Supplied entries:
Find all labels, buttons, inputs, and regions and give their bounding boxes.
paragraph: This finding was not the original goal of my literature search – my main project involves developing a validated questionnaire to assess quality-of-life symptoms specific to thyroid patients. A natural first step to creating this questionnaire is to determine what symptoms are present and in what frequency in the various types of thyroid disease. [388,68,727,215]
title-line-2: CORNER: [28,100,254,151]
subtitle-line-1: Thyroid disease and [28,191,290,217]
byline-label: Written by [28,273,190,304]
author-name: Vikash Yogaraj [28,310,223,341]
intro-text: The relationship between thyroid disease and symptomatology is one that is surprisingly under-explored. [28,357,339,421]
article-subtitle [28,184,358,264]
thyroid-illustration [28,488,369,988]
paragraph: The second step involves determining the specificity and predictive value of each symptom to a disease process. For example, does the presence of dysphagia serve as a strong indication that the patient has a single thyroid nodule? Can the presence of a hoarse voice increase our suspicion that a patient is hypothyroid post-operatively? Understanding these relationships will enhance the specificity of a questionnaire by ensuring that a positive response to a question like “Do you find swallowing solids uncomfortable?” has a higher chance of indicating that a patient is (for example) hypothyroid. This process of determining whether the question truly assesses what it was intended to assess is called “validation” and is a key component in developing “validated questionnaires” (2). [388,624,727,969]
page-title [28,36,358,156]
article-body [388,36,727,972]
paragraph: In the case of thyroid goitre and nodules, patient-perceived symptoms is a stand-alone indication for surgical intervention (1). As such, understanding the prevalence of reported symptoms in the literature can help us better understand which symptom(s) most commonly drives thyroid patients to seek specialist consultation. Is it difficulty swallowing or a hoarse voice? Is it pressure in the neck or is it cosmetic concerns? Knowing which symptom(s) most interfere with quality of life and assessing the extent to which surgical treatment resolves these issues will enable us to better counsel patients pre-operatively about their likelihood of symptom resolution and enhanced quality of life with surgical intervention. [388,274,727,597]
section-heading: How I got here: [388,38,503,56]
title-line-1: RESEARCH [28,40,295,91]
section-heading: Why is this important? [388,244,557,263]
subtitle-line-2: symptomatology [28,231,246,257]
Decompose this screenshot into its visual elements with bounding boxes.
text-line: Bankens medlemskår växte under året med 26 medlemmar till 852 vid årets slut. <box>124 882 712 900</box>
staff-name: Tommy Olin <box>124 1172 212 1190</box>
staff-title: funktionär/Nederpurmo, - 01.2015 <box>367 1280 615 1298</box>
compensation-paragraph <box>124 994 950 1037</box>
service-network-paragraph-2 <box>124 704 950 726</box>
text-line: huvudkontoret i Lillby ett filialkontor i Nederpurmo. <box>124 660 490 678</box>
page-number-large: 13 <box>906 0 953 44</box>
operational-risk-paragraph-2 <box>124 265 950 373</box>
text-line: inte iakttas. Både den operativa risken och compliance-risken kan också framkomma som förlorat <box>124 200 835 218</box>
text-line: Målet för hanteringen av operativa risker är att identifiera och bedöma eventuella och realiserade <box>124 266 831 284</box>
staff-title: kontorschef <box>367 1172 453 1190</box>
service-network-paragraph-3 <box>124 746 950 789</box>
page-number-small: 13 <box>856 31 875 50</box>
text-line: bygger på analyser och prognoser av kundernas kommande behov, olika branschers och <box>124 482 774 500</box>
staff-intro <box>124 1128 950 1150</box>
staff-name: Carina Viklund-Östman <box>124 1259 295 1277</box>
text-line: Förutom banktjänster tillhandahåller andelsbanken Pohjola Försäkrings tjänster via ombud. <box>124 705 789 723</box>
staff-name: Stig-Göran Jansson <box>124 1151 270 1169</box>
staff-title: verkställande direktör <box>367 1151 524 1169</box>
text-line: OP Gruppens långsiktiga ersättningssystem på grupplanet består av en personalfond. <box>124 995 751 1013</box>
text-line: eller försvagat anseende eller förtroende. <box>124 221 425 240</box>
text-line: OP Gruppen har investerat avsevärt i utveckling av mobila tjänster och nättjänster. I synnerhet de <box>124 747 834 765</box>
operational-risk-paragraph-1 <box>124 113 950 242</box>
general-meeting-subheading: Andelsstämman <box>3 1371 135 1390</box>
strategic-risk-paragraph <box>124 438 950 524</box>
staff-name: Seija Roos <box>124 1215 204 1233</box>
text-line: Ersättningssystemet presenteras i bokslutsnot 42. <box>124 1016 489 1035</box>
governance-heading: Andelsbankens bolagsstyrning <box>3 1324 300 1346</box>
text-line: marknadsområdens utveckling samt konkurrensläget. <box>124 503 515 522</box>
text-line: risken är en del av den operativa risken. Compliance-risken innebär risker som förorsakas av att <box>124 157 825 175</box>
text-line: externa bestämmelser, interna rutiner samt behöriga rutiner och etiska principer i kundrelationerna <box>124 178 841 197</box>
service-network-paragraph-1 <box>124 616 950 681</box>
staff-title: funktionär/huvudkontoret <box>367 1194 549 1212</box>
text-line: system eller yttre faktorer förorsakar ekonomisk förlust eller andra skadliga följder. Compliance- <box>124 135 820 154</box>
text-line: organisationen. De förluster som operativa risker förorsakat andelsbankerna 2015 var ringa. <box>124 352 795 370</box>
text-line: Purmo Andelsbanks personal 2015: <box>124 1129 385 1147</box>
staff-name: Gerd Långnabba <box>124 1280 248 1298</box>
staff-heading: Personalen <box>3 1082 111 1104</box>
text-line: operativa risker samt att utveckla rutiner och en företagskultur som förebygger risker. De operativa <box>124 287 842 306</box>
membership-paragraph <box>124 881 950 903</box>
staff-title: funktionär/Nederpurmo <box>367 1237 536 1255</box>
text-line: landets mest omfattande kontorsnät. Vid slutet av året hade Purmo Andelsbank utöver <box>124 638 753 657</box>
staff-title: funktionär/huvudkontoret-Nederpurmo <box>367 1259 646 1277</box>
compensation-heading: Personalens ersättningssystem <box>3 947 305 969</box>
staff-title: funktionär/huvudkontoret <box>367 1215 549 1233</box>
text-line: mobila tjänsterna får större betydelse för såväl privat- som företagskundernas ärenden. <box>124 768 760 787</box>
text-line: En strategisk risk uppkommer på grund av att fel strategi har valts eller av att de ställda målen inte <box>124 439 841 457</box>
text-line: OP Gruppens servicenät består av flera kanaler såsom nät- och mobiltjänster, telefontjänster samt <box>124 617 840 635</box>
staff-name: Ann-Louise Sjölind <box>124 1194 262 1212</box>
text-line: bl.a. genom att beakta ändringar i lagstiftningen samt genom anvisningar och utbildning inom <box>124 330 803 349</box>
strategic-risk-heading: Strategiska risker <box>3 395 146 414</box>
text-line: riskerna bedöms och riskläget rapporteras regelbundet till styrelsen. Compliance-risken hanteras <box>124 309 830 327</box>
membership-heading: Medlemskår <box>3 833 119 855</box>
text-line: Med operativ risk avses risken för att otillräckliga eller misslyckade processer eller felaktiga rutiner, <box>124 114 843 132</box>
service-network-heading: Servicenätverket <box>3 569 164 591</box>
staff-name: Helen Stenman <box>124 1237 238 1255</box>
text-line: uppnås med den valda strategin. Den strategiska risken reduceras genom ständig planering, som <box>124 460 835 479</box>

What the task asks:
Using the material above, find each line that holds "består" and copy that line.

Solution:
text-line: OP Gruppens långsiktiga ersättningssystem på grupplanet består av en personalfond. <box>124 995 751 1013</box>
text-line: OP Gruppens servicenät består av flera kanaler såsom nät- och mobiltjänster, telefontjänster samt <box>124 617 840 635</box>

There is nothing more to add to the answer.